Examine the records and identify each line that includes the string "request". Copy those lines.

start

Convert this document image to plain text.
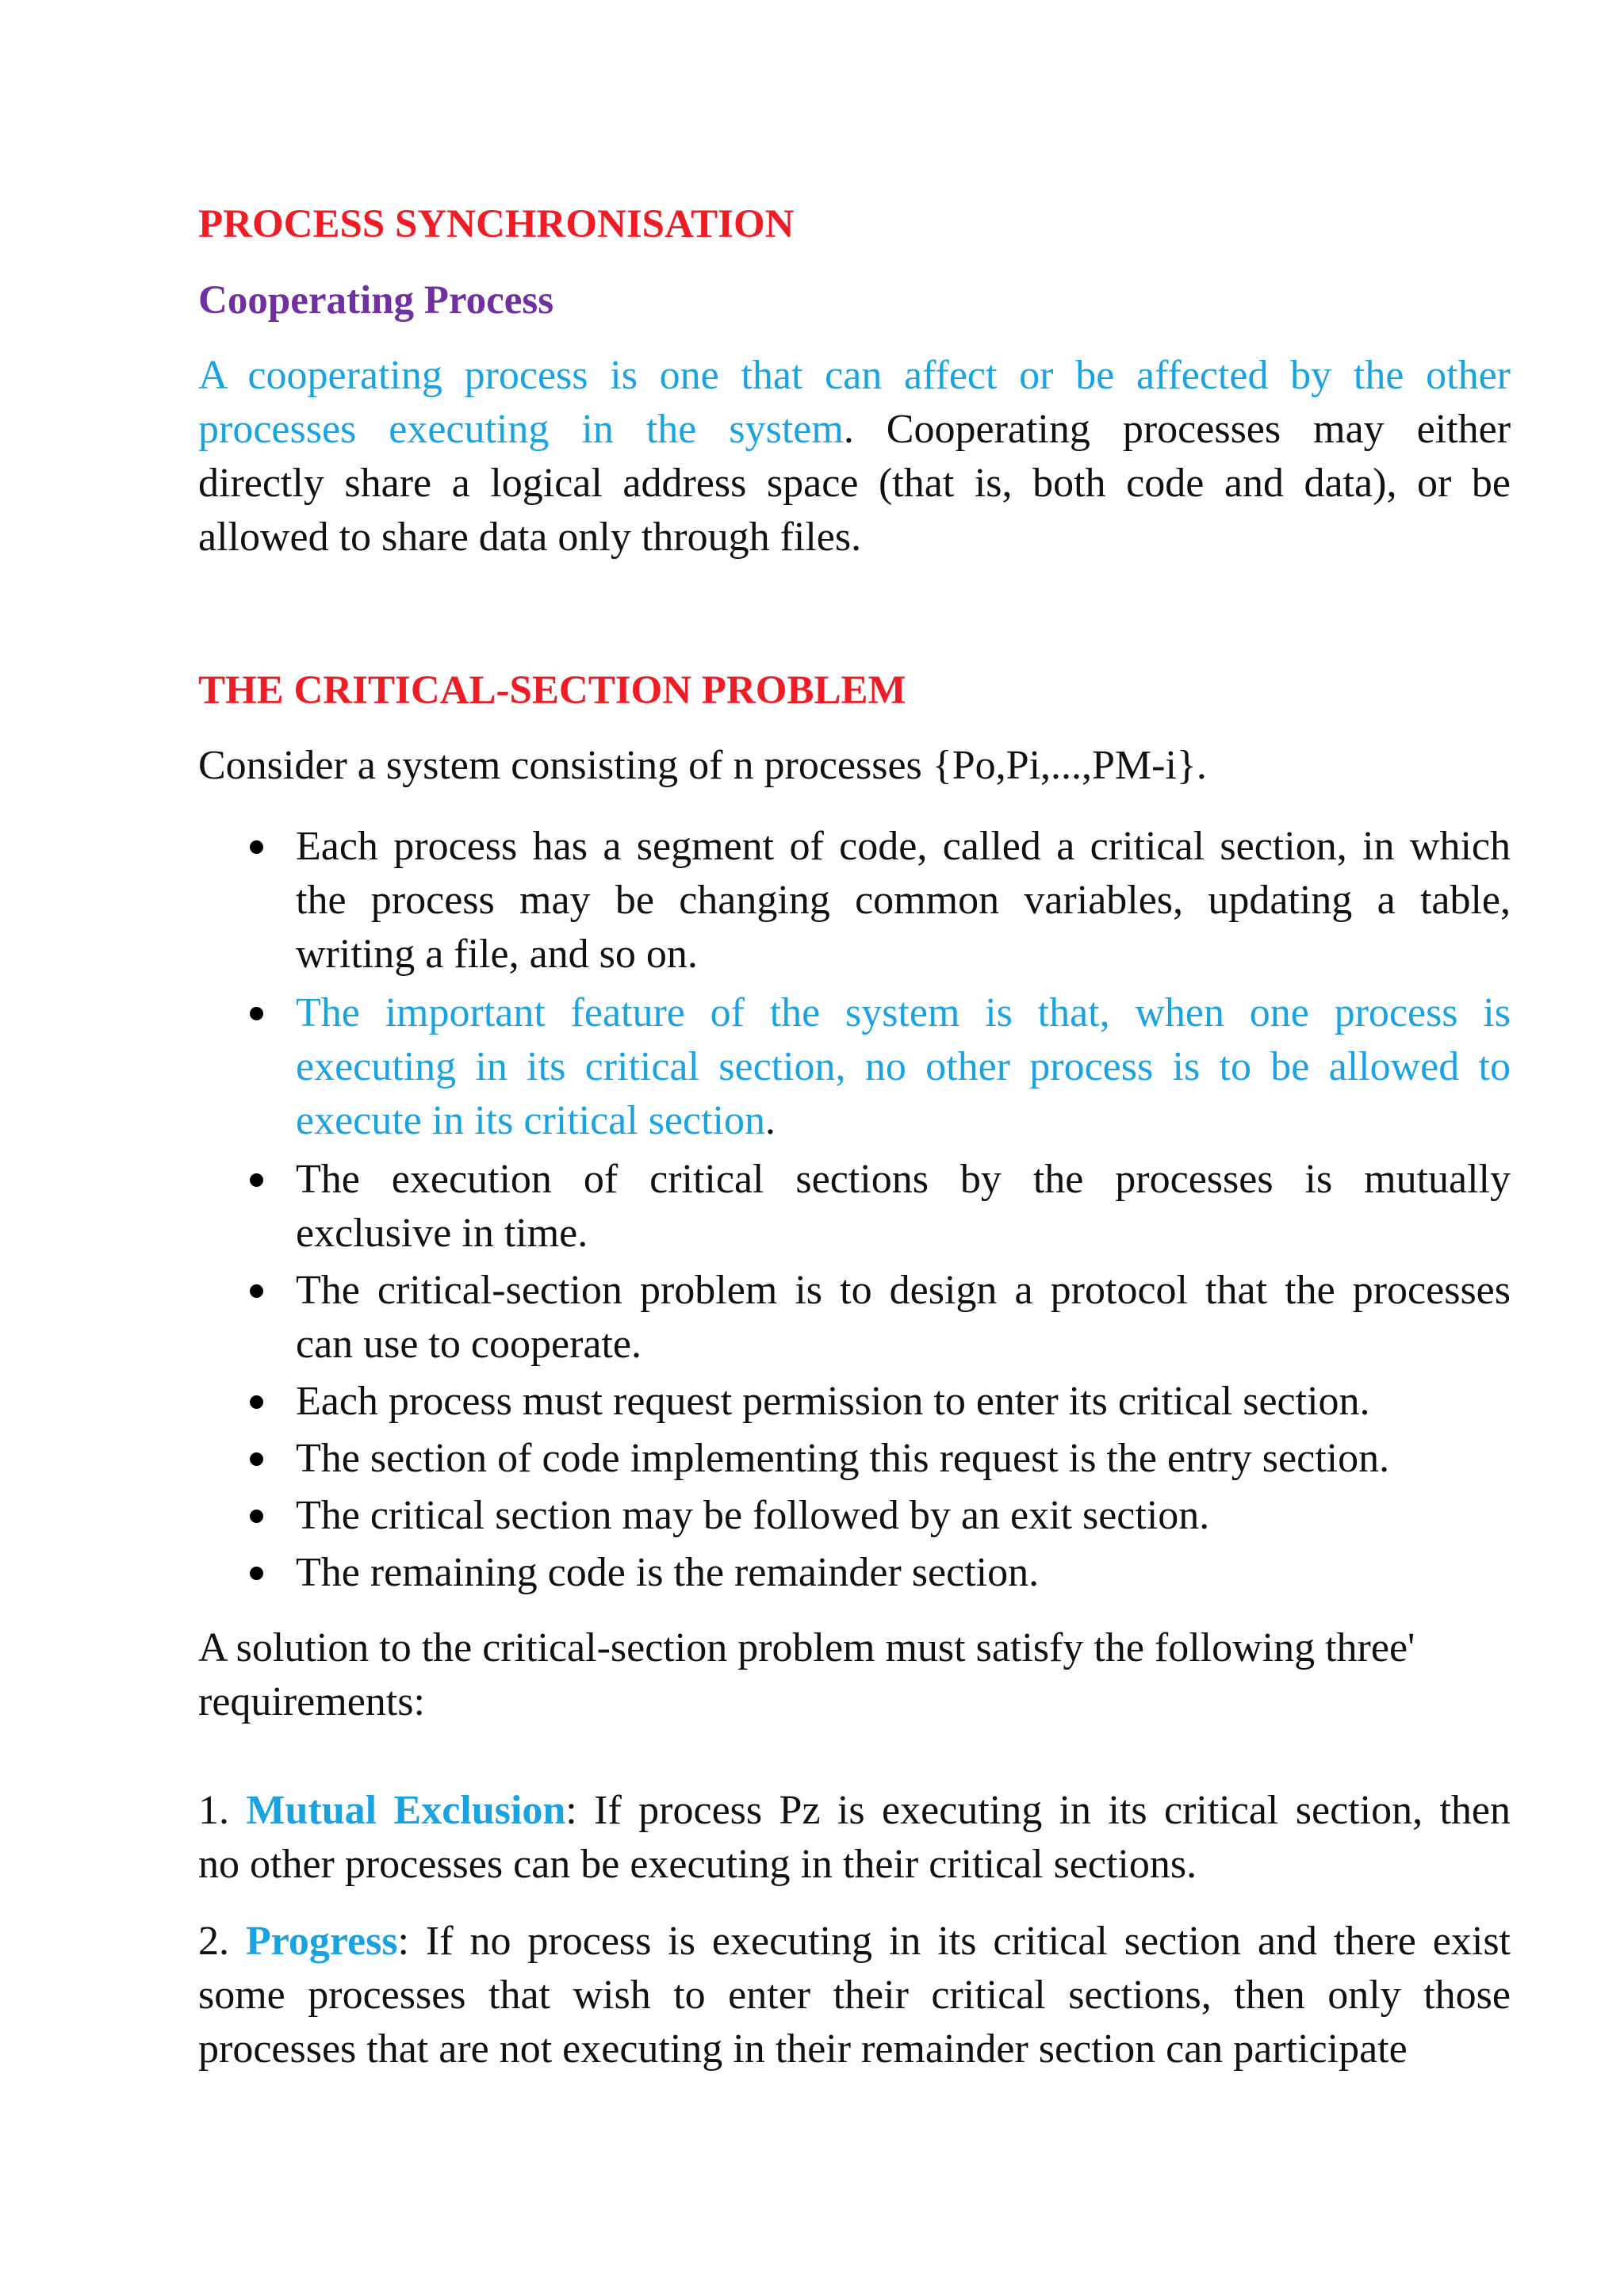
PROCESS SYNCHRONISATION
Cooperating Process
A cooperating process is one that can affect or be affected by the other
processes executing in the system. Cooperating processes may either
directly share a logical address space (that is, both code and data), or be
allowed to share data only through files.
THE CRITICAL-SECTION PROBLEM
Consider a system consisting of n processes {Po,Pi,...,PM-i}.
Each process has a segment of code, called a critical section, in which
the process may be changing common variables, updating a table,
writing a file, and so on.
The important feature of the system is that, when one process is
executing in its critical section, no other process is to be allowed to
execute in its critical section.
The execution of critical sections by the processes is mutually
exclusive in time.
The critical-section problem is to design a protocol that the processes
can use to cooperate.
Each process must request permission to enter its critical section.
The section of code implementing this request is the entry section.
The critical section may be followed by an exit section.
The remaining code is the remainder section.
A solution to the critical-section problem must satisfy the following three'
requirements:
1. Mutual Exclusion: If process Pz is executing in its critical section, then
no other processes can be executing in their critical sections.
2. Progress: If no process is executing in its critical section and there exist
some processes that wish to enter their critical sections, then only those
processes that are not executing in their remainder section can participate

end

▶ Full answer:
Each process must request permission to enter its critical section.
The section of code implementing this request is the entry section.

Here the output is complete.